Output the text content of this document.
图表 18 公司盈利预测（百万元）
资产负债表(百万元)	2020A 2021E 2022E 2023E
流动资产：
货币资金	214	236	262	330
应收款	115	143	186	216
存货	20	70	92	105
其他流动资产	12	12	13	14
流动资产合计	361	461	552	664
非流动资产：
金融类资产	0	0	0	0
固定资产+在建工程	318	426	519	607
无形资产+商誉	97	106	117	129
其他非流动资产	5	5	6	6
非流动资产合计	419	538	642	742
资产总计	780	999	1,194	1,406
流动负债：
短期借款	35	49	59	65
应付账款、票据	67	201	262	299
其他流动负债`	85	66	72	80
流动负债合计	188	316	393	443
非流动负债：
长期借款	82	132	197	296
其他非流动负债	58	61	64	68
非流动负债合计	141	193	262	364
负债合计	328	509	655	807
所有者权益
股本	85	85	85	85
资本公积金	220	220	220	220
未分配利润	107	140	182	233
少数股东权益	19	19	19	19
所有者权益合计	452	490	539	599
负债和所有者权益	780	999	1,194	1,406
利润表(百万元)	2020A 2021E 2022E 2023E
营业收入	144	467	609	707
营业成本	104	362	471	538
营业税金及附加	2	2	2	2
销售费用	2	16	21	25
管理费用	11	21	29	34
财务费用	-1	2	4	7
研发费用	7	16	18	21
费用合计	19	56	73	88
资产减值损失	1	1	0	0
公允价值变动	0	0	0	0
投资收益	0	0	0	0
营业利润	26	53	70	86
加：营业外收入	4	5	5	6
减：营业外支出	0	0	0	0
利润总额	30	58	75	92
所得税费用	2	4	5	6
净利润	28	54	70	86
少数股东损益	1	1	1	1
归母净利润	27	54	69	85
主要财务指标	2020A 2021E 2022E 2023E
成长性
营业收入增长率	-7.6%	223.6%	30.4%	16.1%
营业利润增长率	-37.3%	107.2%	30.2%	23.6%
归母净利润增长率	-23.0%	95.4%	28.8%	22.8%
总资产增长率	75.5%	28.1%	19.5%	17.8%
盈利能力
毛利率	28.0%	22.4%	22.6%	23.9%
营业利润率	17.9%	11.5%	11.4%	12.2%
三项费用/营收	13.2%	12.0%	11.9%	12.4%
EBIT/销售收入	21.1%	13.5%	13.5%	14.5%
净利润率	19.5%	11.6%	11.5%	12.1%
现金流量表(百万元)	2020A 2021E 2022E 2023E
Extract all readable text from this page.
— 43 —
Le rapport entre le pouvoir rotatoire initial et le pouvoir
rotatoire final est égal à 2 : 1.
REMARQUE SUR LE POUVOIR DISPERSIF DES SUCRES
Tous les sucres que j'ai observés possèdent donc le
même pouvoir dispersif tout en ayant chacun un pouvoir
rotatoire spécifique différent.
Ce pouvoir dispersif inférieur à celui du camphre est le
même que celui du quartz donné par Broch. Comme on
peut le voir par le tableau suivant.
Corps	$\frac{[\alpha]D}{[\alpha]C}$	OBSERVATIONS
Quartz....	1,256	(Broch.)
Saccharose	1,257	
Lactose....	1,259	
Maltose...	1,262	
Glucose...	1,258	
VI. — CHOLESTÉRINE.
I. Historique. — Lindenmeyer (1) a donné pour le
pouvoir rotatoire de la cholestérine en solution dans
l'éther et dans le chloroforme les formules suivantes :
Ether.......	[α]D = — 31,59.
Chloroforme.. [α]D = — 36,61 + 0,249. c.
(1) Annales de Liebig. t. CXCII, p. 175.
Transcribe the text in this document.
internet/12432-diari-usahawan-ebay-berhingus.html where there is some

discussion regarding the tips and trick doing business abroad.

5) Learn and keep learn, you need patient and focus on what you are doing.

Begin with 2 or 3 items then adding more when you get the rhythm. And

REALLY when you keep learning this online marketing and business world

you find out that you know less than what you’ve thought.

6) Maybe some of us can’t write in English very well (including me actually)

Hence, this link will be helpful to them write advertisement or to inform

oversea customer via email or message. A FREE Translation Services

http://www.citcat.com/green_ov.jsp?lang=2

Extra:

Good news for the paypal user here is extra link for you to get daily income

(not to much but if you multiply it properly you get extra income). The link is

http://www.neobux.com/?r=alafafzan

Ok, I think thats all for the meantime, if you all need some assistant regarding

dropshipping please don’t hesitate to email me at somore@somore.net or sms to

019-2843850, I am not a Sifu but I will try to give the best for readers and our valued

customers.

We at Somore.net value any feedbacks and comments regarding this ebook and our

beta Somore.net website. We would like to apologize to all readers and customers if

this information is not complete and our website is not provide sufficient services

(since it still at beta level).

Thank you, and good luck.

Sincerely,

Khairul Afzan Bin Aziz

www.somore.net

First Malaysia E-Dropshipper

__________________________________________________

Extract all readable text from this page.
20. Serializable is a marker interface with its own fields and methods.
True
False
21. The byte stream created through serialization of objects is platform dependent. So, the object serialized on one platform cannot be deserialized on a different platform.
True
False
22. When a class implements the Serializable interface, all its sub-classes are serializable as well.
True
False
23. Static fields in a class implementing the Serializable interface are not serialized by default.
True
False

__________________________________________________

__TASK DIRECTIONS__:
Look through the entries above; copy each line where the string "this" appears.

__TASK ANSWER__:
Output the text content of this document.
Extract all readable text from this page.
Transcribe the text in this document.
REALLY when you keep learning this online marketing and business world
Hence, this link will be helpful to them write advertisement or to inform
We at Somore.net value any feedbacks and comments regarding this ebook and our
this information is not complete and our website is not provide sufficient services
Extract all readable text from this page.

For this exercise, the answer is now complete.